#### [OBJECTIVE]
Identify all lines in the listing that include the word "color", and copy them out.

[Some records]
§
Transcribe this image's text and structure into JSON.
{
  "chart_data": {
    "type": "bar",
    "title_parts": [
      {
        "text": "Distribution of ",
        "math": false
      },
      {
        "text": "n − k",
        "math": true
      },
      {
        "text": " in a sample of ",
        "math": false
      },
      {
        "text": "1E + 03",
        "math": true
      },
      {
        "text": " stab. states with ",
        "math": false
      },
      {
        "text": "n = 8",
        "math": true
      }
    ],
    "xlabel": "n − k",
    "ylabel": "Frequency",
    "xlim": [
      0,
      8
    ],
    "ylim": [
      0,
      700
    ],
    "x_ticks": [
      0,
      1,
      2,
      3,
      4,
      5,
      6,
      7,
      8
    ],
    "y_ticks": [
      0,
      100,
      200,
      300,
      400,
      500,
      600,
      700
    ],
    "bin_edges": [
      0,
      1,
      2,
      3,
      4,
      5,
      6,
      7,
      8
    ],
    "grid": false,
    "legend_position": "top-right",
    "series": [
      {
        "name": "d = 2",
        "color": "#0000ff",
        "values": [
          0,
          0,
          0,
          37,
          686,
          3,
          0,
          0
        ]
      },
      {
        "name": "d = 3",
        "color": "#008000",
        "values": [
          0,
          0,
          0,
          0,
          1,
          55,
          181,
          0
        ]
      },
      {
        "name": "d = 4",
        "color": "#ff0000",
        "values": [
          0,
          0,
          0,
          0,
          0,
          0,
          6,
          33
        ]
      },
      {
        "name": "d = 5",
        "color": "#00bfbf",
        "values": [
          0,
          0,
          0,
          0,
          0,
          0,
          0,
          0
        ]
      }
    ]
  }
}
§
#### [FULL OUTPUT]
        "color": "#0000ff",
        "color": "#008000",
        "color": "#ff0000",
        "color": "#00bfbf",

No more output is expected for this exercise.